YOUR INSTRUCTIONS:
Pull each line holding the word "emit" from the data.

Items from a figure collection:

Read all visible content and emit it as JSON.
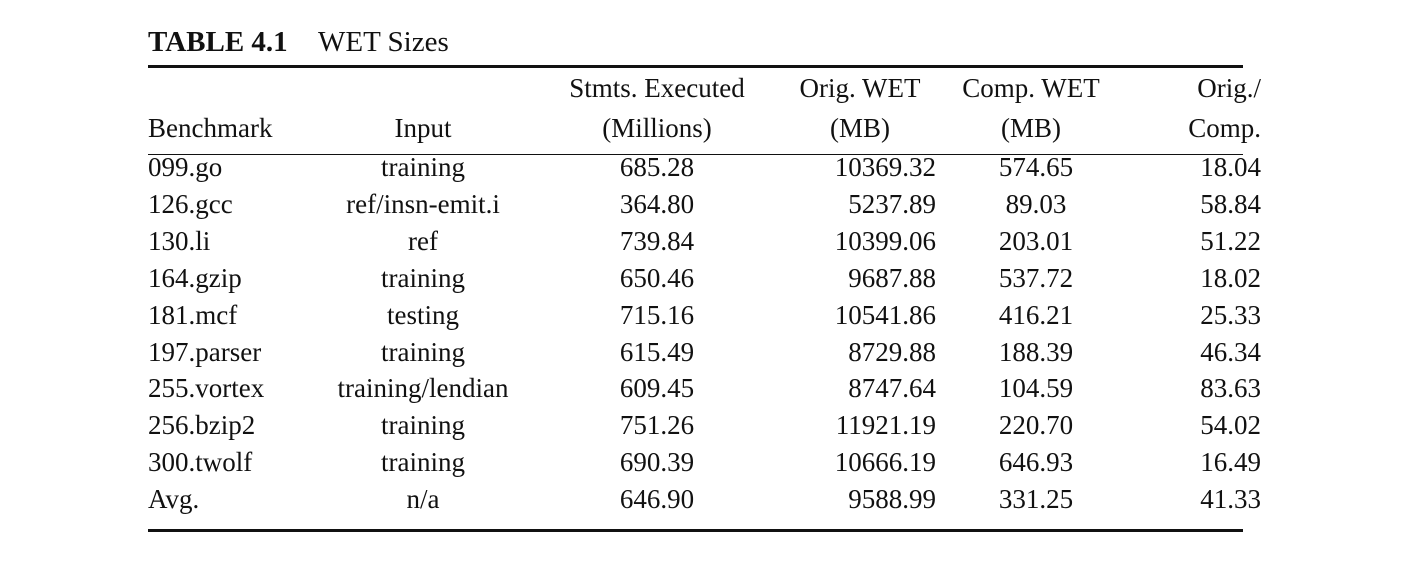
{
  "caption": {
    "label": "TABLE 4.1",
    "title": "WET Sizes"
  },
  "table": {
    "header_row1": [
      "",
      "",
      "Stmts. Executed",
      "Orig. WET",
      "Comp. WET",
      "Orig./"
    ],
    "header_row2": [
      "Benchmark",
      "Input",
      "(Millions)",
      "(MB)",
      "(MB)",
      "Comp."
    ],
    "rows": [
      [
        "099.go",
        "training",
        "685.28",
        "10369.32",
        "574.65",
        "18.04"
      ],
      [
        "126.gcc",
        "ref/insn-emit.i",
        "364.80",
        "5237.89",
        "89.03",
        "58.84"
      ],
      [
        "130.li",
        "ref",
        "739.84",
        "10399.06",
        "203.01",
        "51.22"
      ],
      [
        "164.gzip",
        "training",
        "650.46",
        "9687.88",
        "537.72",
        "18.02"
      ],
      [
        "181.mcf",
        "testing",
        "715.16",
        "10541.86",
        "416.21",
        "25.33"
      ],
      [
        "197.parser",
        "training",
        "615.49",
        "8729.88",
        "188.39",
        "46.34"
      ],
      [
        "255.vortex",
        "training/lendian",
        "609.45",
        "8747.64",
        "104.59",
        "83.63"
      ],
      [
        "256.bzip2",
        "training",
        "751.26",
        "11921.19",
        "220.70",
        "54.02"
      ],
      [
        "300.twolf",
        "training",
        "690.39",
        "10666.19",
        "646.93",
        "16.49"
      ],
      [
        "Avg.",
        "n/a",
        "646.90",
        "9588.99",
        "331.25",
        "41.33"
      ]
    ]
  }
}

WORKED ANSWER:
Read all visible content and emit it as JSON.
        "ref/insn-emit.i",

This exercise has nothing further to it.